### Exercise
The entries below should be output exactly as written.

### Material shown

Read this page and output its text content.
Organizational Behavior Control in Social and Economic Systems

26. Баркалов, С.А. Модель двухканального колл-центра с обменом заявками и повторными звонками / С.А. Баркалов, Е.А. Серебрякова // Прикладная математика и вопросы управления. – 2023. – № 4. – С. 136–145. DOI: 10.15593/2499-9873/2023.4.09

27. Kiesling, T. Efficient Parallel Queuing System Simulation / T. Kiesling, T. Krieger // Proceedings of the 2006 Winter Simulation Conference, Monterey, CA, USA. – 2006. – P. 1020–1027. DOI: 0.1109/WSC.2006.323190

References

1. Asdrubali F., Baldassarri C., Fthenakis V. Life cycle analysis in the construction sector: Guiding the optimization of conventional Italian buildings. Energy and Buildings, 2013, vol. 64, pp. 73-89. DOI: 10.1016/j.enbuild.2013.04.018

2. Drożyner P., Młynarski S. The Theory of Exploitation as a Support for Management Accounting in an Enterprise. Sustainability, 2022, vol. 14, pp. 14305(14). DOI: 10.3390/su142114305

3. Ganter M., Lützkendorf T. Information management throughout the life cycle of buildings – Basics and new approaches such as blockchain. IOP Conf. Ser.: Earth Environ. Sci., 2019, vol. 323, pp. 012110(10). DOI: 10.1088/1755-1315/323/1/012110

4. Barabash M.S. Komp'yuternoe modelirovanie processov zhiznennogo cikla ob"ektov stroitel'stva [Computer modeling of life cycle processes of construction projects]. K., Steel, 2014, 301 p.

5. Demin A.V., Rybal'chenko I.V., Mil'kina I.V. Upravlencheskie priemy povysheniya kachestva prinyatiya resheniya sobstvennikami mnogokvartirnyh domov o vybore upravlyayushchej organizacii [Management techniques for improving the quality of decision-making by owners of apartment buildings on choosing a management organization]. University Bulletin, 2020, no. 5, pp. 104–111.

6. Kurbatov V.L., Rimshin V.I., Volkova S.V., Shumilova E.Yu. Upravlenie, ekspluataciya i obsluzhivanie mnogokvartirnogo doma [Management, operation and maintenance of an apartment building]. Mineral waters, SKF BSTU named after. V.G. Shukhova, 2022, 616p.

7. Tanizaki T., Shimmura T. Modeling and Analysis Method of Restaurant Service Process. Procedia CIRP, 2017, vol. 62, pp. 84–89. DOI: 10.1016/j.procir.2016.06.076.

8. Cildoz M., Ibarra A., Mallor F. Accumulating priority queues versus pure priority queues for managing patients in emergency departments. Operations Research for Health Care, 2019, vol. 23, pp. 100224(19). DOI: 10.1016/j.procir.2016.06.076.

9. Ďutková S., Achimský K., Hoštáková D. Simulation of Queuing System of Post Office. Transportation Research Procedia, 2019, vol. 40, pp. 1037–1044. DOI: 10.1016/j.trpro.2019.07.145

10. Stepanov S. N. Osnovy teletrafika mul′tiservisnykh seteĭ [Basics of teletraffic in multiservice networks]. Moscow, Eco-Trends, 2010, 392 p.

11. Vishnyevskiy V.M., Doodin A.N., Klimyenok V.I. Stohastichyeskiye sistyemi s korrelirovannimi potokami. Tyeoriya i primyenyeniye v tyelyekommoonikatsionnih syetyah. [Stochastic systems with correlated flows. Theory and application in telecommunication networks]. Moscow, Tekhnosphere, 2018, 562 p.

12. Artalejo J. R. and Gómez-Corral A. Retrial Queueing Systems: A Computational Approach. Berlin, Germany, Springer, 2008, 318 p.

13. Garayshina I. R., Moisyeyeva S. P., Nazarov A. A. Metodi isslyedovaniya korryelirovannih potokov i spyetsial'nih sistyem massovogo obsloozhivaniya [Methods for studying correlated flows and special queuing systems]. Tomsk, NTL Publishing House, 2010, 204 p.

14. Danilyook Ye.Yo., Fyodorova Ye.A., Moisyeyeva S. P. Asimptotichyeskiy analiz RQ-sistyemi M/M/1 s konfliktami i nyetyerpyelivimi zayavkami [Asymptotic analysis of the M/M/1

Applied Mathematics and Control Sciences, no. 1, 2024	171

### Written solution
Read this page and output its text content.
Organizational Behavior Control in Social and Economic Systems

26. Баркалов, С.А. Модель двухканального колл-центра с обменом заявками и повторными звонками / С.А. Баркалов, Е.А. Серебрякова // Прикладная математика и вопросы управления. – 2023. – № 4. – С. 136–145. DOI: 10.15593/2499-9873/2023.4.09

27. Kiesling, T. Efficient Parallel Queuing System Simulation / T. Kiesling, T. Krieger // Proceedings of the 2006 Winter Simulation Conference, Monterey, CA, USA. – 2006. – P. 1020–1027. DOI: 0.1109/WSC.2006.323190

References

1. Asdrubali F., Baldassarri C., Fthenakis V. Life cycle analysis in the construction sector: Guiding the optimization of conventional Italian buildings. Energy and Buildings, 2013, vol. 64, pp. 73-89. DOI: 10.1016/j.enbuild.2013.04.018

2. Drożyner P., Młynarski S. The Theory of Exploitation as a Support for Management Accounting in an Enterprise. Sustainability, 2022, vol. 14, pp. 14305(14). DOI: 10.3390/su142114305

3. Ganter M., Lützkendorf T. Information management throughout the life cycle of buildings – Basics and new approaches such as blockchain. IOP Conf. Ser.: Earth Environ. Sci., 2019, vol. 323, pp. 012110(10). DOI: 10.1088/1755-1315/323/1/012110

4. Barabash M.S. Komp'yuternoe modelirovanie processov zhiznennogo cikla ob"ektov stroitel'stva [Computer modeling of life cycle processes of construction projects]. K., Steel, 2014, 301 p.

5. Demin A.V., Rybal'chenko I.V., Mil'kina I.V. Upravlencheskie priemy povysheniya kachestva prinyatiya resheniya sobstvennikami mnogokvartirnyh domov o vybore upravlyayushchej organizacii [Management techniques for improving the quality of decision-making by owners of apartment buildings on choosing a management organization]. University Bulletin, 2020, no. 5, pp. 104–111.

6. Kurbatov V.L., Rimshin V.I., Volkova S.V., Shumilova E.Yu. Upravlenie, ekspluataciya i obsluzhivanie mnogokvartirnogo doma [Management, operation and maintenance of an apartment building]. Mineral waters, SKF BSTU named after. V.G. Shukhova, 2022, 616p.

7. Tanizaki T., Shimmura T. Modeling and Analysis Method of Restaurant Service Process. Procedia CIRP, 2017, vol. 62, pp. 84–89. DOI: 10.1016/j.procir.2016.06.076.

8. Cildoz M., Ibarra A., Mallor F. Accumulating priority queues versus pure priority queues for managing patients in emergency departments. Operations Research for Health Care, 2019, vol. 23, pp. 100224(19). DOI: 10.1016/j.procir.2016.06.076.

9. Ďutková S., Achimský K., Hoštáková D. Simulation of Queuing System of Post Office. Transportation Research Procedia, 2019, vol. 40, pp. 1037–1044. DOI: 10.1016/j.trpro.2019.07.145

10. Stepanov S. N. Osnovy teletrafika mul′tiservisnykh seteĭ [Basics of teletraffic in multiservice networks]. Moscow, Eco-Trends, 2010, 392 p.

11. Vishnyevskiy V.M., Doodin A.N., Klimyenok V.I. Stohastichyeskiye sistyemi s korrelirovannimi potokami. Tyeoriya i primyenyeniye v tyelyekommoonikatsionnih syetyah. [Stochastic systems with correlated flows. Theory and application in telecommunication networks]. Moscow, Tekhnosphere, 2018, 562 p.

12. Artalejo J. R. and Gómez-Corral A. Retrial Queueing Systems: A Computational Approach. Berlin, Germany, Springer, 2008, 318 p.

13. Garayshina I. R., Moisyeyeva S. P., Nazarov A. A. Metodi isslyedovaniya korryelirovannih potokov i spyetsial'nih sistyem massovogo obsloozhivaniya [Methods for studying correlated flows and special queuing systems]. Tomsk, NTL Publishing House, 2010, 204 p.

14. Danilyook Ye.Yo., Fyodorova Ye.A., Moisyeyeva S. P. Asimptotichyeskiy analiz RQ-sistyemi M/M/1 s konfliktami i nyetyerpyelivimi zayavkami [Asymptotic analysis of the M/M/1

Applied Mathematics and Control Sciences, no. 1, 2024	171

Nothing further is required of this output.